Request: Scan the entries below for the word "with". Copy each line that has it.

## start Material

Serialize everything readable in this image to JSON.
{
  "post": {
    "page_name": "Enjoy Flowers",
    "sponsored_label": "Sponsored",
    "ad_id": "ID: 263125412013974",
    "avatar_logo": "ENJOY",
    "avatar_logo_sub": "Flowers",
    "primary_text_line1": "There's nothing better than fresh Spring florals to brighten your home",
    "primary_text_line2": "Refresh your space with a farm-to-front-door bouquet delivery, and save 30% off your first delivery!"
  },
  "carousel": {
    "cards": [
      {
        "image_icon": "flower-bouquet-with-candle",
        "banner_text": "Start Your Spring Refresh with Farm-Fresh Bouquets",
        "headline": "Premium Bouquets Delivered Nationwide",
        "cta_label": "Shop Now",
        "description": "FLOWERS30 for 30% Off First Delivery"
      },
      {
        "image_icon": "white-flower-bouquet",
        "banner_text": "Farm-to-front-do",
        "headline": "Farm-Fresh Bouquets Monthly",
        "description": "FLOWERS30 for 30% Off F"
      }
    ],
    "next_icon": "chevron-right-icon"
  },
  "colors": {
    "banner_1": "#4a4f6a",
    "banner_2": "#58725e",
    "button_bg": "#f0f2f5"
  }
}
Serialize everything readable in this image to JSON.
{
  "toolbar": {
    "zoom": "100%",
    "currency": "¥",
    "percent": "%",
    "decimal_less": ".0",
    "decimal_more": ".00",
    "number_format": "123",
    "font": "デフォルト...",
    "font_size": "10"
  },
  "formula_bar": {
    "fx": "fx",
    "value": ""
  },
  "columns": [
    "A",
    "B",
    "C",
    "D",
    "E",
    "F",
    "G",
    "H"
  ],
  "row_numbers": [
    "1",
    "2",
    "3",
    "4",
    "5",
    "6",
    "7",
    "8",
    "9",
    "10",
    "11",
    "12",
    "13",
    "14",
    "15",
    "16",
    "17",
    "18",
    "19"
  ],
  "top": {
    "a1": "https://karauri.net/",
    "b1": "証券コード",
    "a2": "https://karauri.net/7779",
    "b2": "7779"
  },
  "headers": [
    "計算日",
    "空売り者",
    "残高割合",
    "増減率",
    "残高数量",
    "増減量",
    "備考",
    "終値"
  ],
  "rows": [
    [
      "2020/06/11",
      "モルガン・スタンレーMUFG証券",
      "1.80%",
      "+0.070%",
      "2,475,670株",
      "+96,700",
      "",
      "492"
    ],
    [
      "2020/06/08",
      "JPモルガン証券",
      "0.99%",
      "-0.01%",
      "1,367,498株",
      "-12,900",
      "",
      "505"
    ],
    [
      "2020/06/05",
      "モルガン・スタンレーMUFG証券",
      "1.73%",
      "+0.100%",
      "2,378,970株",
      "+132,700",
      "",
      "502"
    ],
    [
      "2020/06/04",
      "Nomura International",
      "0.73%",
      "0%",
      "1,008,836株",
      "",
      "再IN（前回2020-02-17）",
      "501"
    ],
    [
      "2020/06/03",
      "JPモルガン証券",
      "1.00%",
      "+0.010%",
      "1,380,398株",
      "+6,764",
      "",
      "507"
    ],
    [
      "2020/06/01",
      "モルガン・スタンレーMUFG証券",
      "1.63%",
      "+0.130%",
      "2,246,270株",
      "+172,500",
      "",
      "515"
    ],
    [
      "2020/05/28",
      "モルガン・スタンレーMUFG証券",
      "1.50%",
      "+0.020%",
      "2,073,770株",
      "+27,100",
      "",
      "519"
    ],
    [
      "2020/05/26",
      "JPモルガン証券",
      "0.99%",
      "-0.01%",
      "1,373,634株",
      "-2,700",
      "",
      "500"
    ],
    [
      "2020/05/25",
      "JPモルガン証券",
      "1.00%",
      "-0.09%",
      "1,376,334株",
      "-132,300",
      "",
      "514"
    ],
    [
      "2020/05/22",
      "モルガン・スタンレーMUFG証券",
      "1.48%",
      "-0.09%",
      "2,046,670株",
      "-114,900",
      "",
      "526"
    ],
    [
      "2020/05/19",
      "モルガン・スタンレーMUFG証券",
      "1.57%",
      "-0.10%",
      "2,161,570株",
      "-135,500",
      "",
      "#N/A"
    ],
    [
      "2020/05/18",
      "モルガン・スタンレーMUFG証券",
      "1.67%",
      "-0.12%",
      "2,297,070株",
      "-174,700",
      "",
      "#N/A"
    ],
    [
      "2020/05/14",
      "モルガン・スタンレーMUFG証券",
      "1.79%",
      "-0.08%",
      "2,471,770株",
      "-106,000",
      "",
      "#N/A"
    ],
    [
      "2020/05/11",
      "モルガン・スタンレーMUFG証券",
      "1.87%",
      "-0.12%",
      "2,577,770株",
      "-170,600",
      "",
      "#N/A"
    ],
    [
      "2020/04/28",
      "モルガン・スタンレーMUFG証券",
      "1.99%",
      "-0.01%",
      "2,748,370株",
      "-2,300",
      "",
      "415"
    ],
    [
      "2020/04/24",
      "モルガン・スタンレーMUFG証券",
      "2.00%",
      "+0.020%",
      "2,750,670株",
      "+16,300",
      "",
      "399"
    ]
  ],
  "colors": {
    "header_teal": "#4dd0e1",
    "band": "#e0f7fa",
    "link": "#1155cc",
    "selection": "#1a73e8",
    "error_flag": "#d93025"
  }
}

## end Material

Reply to the exercise:
    "primary_text_line2": "Refresh your space with a farm-to-front-door bouquet delivery, and save 30% off your first delivery!"
        "image_icon": "flower-bouquet-with-candle",
        "banner_text": "Start Your Spring Refresh with Farm-Fresh Bouquets",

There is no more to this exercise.